Count only the lines of the records that hold "carnis", then give the number without any other words.

Material provided ::
— begin —
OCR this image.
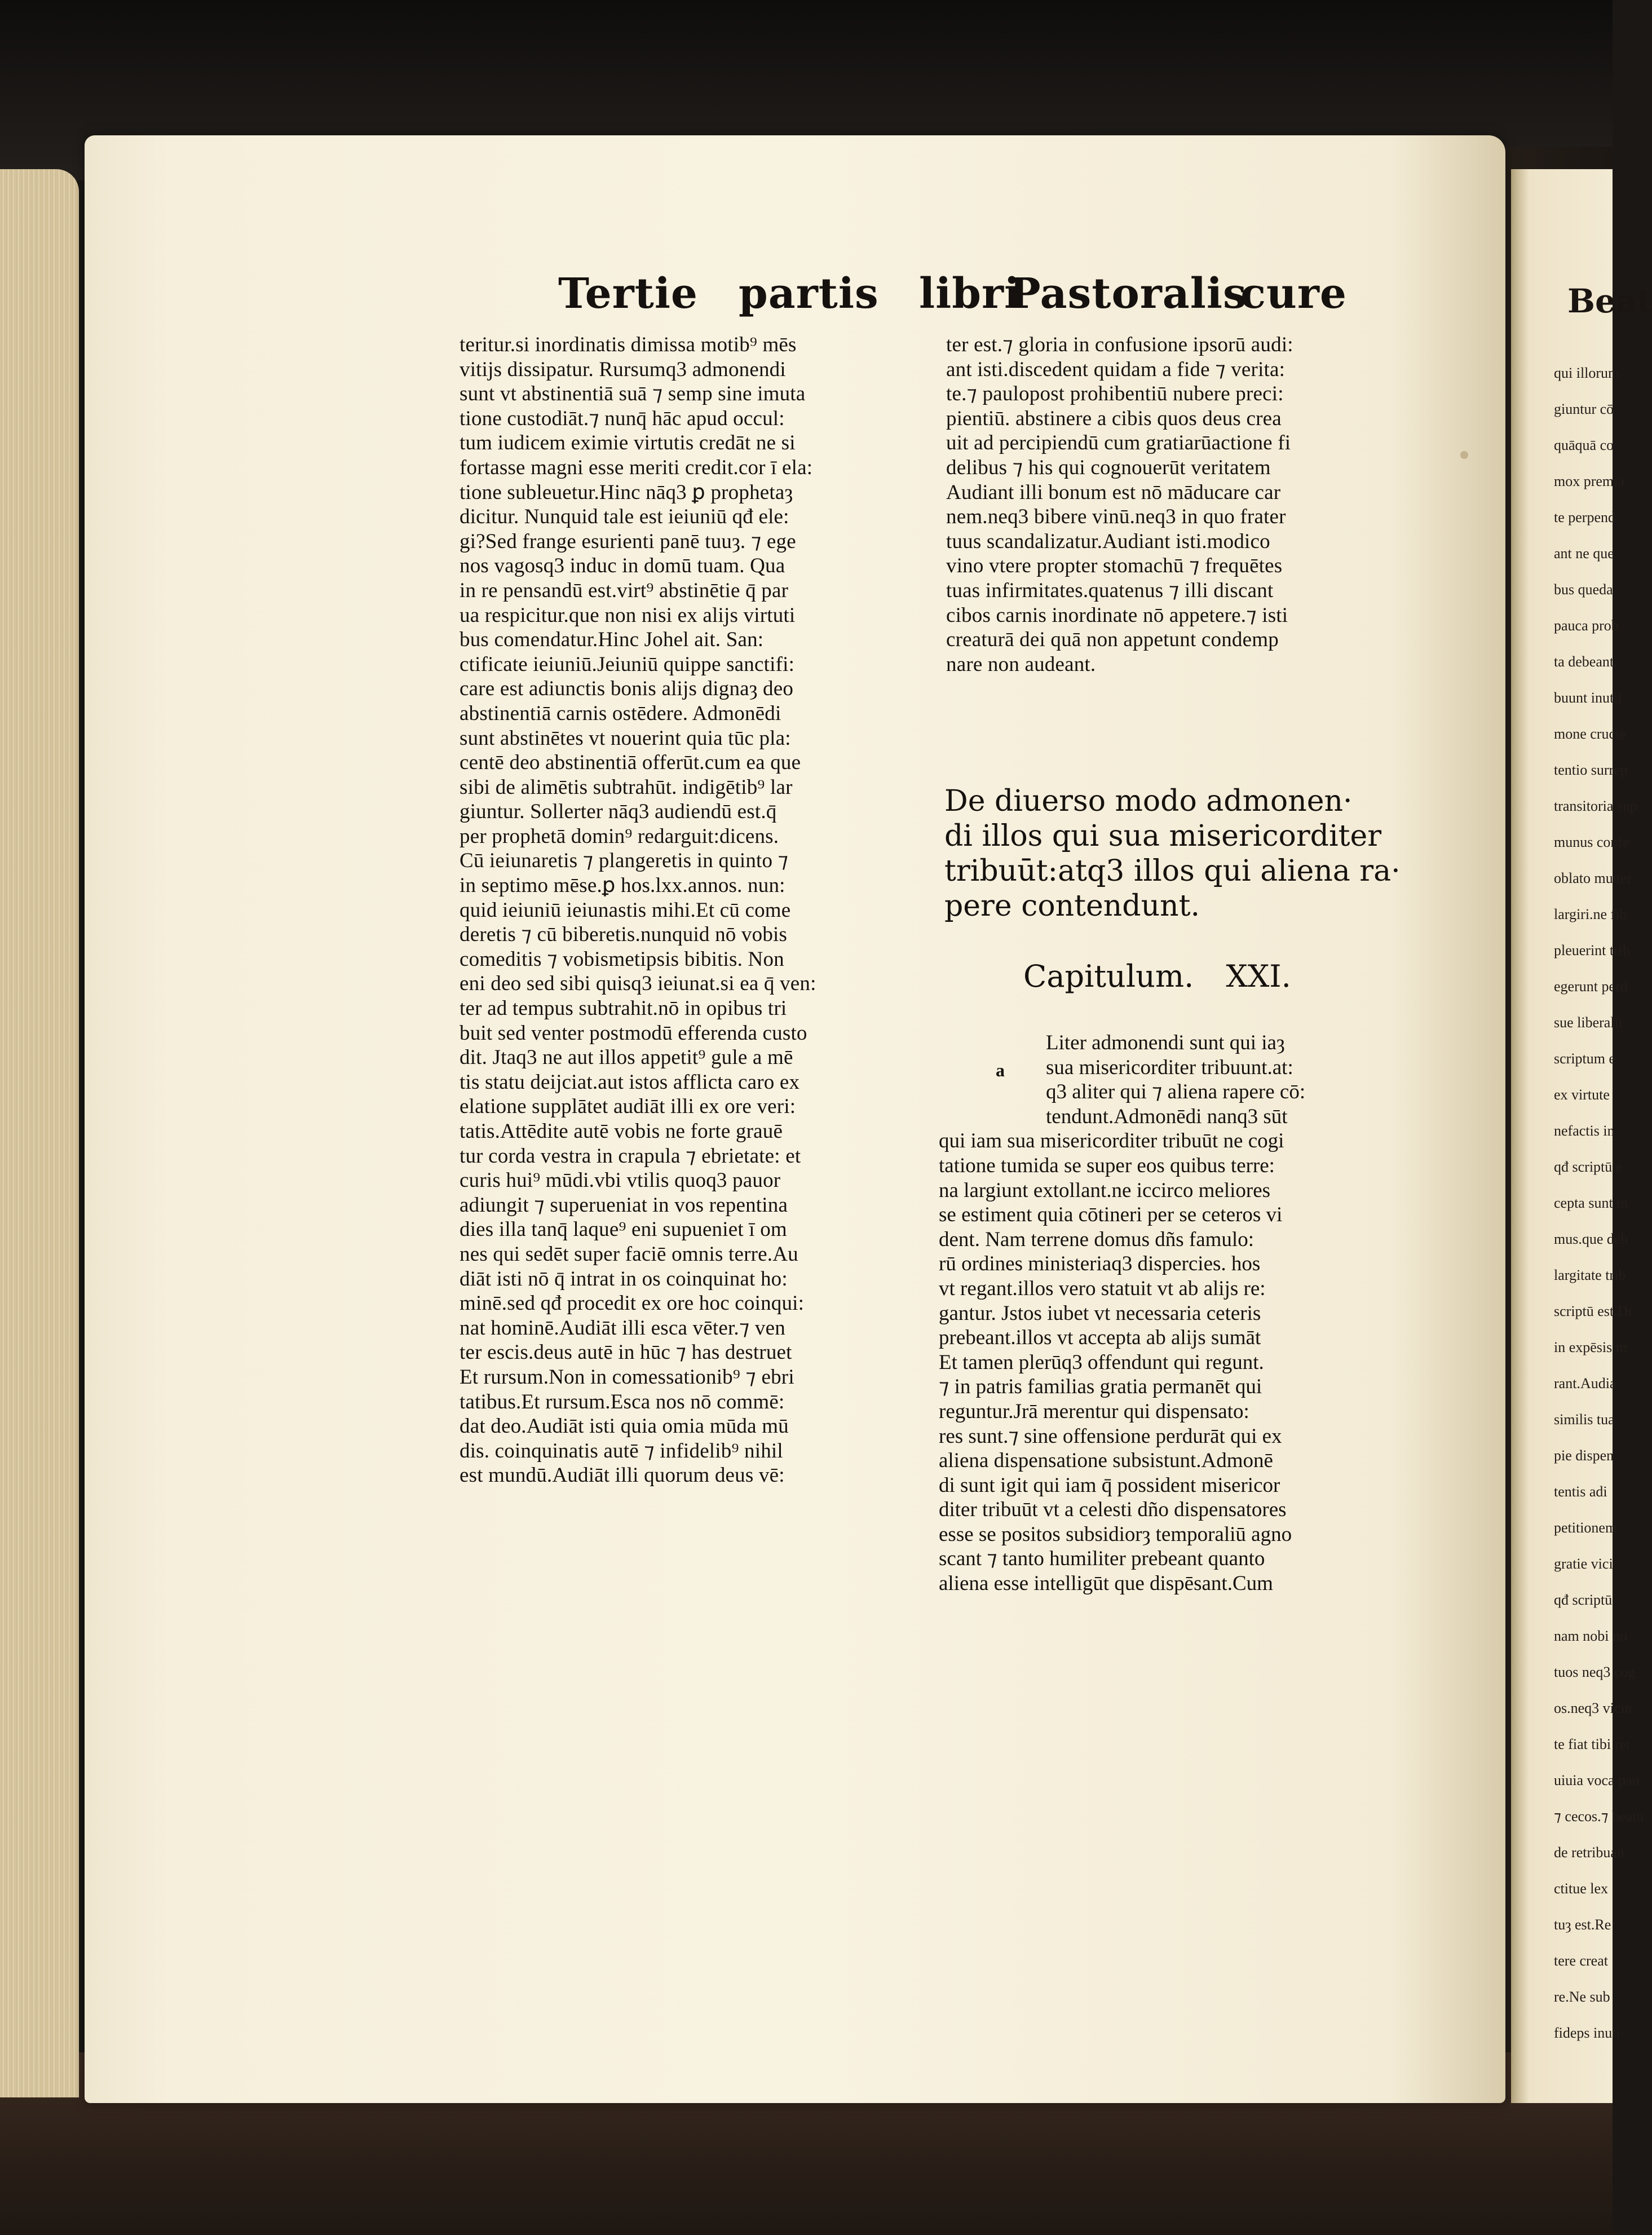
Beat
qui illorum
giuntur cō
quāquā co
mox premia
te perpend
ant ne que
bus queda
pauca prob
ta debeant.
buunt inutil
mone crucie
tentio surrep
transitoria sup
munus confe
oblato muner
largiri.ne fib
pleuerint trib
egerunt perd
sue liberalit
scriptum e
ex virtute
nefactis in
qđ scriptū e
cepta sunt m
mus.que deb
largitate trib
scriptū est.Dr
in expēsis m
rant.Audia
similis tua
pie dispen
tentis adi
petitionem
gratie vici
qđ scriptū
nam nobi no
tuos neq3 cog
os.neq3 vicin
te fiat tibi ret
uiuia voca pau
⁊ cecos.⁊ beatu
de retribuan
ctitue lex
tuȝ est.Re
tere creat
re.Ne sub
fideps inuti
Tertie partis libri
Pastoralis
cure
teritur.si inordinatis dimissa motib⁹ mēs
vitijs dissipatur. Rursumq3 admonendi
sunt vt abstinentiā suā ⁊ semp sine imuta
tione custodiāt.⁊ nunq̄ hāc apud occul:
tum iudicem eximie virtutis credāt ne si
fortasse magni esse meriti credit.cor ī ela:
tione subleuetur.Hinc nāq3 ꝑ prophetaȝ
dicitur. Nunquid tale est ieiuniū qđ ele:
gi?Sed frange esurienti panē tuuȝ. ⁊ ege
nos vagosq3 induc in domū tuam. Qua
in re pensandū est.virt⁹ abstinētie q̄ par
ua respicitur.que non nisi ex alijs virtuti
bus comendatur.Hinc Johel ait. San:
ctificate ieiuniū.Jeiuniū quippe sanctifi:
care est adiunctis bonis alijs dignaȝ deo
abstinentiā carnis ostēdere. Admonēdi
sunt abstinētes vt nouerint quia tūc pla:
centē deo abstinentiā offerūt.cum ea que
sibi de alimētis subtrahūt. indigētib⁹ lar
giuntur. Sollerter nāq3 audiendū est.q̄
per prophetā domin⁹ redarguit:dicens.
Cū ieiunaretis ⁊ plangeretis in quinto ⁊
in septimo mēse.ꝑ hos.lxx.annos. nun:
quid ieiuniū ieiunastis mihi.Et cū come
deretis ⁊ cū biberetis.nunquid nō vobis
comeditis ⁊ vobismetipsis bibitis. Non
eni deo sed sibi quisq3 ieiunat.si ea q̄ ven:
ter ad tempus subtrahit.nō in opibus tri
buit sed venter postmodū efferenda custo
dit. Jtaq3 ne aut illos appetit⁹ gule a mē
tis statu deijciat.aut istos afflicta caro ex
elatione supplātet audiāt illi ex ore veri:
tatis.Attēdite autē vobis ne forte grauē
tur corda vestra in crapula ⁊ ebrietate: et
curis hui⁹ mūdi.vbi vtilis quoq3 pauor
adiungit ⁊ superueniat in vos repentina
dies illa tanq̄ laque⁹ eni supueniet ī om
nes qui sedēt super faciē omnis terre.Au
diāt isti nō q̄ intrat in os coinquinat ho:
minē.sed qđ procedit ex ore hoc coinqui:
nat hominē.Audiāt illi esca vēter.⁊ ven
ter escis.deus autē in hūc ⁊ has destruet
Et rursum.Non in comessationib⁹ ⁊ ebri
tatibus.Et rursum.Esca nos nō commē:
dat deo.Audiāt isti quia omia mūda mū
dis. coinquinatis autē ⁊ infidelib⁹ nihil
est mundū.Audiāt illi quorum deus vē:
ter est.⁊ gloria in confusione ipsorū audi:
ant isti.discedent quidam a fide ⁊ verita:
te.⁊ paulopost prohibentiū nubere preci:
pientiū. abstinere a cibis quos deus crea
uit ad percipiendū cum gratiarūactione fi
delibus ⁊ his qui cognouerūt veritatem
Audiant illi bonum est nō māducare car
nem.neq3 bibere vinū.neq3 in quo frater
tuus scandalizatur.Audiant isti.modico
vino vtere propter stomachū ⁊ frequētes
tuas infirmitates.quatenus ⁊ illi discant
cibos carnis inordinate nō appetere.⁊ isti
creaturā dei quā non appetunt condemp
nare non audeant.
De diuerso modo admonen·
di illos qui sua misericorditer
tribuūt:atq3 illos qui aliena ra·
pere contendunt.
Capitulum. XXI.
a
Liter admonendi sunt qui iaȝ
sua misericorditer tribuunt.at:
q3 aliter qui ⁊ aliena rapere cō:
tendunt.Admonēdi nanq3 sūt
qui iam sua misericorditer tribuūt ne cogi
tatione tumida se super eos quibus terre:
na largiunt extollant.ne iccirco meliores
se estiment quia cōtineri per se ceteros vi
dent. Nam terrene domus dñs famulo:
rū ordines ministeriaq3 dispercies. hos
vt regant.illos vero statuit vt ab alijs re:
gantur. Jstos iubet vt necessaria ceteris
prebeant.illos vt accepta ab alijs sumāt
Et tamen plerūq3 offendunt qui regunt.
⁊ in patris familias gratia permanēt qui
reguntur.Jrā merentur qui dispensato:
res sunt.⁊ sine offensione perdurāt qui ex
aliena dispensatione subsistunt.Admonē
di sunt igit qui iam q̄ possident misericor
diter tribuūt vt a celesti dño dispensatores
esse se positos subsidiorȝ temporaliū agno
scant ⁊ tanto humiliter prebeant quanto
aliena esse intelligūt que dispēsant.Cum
— end —
— begin —
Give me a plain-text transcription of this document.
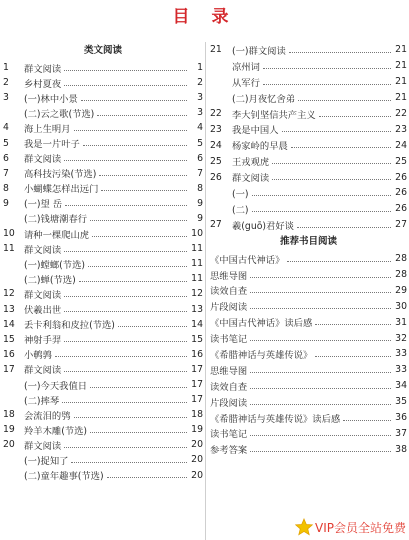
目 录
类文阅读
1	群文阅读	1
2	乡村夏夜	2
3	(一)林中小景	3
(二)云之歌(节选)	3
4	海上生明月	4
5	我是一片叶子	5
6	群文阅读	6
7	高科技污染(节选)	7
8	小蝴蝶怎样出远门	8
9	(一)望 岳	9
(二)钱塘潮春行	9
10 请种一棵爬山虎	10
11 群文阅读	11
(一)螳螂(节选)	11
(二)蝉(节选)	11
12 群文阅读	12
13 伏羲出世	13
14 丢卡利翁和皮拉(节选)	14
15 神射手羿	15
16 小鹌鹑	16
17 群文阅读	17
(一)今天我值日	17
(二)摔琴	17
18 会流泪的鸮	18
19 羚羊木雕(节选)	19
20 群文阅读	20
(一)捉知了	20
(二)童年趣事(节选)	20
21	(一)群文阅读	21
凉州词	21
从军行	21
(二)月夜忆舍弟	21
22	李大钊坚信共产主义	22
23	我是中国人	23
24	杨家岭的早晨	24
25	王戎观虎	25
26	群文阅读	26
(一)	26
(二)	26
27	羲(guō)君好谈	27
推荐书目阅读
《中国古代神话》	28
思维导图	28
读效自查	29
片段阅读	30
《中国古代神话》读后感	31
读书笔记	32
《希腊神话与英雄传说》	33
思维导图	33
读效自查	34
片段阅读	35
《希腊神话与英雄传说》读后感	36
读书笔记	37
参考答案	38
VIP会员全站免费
— end —
Result of the task ::
2